Using the records below, locate all lines containing "Mean" and return them.

**** Material supplied ****

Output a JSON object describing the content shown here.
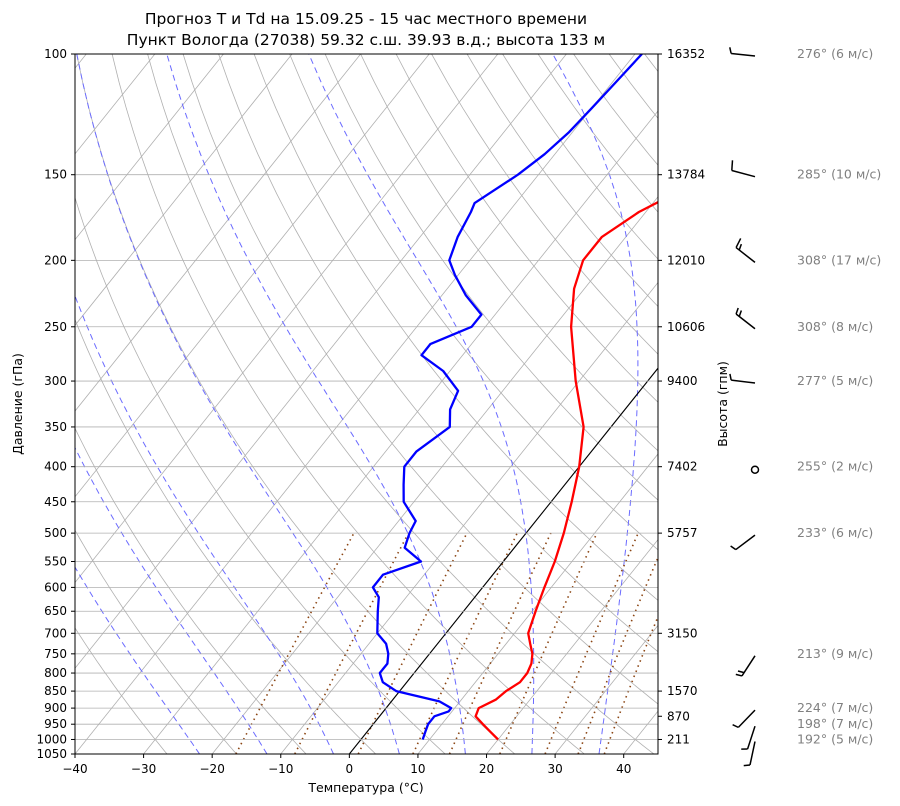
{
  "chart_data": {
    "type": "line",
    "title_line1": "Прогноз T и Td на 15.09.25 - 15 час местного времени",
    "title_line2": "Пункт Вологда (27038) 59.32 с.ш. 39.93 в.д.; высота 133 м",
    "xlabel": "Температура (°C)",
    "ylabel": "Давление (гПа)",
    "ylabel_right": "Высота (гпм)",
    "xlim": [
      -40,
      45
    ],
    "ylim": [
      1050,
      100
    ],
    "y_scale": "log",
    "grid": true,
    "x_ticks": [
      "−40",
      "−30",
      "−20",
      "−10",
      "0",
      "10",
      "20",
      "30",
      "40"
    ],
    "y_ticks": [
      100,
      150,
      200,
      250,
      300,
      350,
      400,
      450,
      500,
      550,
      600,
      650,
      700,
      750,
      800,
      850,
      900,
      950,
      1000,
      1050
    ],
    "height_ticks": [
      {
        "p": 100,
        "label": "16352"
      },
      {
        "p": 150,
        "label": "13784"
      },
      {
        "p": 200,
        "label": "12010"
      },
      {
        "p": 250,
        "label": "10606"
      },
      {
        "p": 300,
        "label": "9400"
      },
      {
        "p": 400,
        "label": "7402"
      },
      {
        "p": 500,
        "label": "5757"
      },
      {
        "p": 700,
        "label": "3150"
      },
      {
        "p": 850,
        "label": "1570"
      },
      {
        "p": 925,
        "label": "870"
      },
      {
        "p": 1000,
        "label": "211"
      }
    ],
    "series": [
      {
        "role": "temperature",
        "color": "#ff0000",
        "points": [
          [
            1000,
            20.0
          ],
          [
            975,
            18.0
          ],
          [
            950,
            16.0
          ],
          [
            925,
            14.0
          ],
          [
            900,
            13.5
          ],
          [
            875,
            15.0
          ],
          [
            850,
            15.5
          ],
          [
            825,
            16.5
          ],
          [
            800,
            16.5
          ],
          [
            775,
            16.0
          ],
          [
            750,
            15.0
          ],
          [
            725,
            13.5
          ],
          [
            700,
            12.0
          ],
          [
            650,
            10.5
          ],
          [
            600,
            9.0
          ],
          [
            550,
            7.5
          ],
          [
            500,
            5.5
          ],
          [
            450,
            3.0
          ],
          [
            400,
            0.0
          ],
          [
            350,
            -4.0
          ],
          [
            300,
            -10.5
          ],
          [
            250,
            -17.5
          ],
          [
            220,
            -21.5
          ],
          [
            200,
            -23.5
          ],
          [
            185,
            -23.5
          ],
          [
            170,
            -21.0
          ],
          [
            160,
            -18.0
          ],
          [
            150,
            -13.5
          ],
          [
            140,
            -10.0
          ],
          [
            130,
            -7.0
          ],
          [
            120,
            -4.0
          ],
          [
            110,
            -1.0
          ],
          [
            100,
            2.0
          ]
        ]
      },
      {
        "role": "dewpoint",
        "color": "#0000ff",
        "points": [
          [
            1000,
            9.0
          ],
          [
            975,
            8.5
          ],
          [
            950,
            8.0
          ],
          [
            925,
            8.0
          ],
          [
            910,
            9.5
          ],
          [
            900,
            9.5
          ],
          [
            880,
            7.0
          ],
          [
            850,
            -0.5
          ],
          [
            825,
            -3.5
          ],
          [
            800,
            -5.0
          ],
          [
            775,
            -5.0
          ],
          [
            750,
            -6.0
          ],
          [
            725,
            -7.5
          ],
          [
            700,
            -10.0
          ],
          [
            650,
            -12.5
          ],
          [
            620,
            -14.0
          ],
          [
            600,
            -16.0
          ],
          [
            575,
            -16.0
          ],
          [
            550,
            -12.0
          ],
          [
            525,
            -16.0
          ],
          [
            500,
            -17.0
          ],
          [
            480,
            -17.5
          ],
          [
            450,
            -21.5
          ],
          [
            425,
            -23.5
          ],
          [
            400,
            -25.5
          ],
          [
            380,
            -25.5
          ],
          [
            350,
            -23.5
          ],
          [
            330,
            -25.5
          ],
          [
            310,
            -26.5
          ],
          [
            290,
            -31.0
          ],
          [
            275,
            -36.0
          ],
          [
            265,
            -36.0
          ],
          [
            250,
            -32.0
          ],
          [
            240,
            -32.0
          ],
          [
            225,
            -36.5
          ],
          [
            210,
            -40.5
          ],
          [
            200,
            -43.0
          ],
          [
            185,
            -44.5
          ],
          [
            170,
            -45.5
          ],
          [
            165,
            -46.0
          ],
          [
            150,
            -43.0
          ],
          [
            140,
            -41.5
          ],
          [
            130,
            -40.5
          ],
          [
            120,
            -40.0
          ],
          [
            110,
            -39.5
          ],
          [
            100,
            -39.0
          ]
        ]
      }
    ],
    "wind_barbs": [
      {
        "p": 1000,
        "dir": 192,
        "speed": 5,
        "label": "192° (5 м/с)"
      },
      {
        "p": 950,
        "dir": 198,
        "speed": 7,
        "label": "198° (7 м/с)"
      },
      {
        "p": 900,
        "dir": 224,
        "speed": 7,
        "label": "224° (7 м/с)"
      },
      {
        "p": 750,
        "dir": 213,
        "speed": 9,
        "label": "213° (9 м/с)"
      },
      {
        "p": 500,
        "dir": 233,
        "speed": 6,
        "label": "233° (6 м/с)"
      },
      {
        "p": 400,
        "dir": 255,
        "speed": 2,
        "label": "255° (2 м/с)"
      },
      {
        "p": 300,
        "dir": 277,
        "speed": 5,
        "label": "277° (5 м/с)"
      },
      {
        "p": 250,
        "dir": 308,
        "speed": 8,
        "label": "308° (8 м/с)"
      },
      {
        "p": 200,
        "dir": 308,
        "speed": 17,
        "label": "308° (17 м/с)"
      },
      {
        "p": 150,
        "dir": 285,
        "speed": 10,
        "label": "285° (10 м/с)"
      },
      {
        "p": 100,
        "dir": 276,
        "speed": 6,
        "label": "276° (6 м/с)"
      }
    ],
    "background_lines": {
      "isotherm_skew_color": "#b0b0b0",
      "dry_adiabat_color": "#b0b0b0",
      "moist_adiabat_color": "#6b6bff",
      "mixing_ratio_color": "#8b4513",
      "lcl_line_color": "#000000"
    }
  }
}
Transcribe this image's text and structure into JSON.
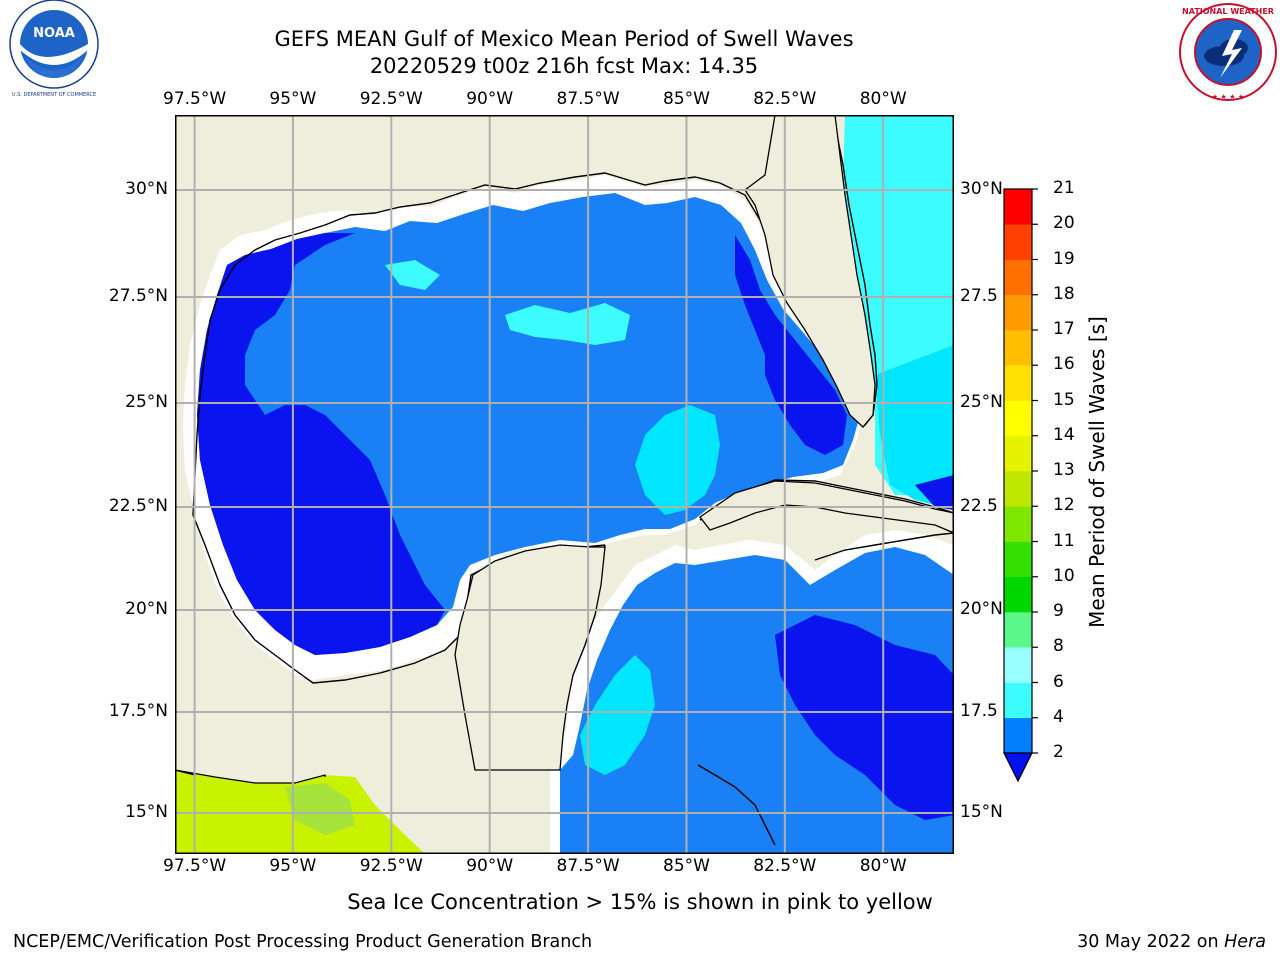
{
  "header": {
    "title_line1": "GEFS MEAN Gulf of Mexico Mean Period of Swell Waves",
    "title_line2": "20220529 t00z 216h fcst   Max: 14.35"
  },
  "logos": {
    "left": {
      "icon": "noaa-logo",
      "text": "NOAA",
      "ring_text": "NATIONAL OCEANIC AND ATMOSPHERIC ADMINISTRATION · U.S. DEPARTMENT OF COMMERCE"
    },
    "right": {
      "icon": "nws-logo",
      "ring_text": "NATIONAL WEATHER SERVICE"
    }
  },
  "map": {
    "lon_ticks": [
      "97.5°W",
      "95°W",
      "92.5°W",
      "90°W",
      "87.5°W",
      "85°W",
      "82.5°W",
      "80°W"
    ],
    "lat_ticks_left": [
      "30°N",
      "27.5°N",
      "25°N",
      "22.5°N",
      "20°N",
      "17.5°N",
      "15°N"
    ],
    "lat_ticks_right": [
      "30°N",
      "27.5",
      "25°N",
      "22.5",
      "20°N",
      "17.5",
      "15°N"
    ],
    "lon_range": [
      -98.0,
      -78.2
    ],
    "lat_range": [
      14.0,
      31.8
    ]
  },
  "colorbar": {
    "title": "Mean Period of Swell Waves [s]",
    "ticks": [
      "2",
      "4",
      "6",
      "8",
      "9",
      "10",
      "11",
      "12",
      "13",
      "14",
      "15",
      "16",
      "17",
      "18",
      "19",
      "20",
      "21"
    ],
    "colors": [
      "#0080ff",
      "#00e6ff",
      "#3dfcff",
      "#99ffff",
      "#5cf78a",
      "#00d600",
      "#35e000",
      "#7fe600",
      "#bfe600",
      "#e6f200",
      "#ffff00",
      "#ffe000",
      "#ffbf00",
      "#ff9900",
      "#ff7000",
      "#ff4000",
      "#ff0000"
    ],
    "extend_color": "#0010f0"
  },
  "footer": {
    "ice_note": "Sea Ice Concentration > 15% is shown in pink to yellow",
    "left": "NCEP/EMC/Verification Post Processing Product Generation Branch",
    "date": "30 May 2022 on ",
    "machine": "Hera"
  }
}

****

> **Solution for this exercise**
    "title_line1": "GEFS MEAN Gulf of Mexico Mean Period of Swell Waves",
    "title": "Mean Period of Swell Waves [s]",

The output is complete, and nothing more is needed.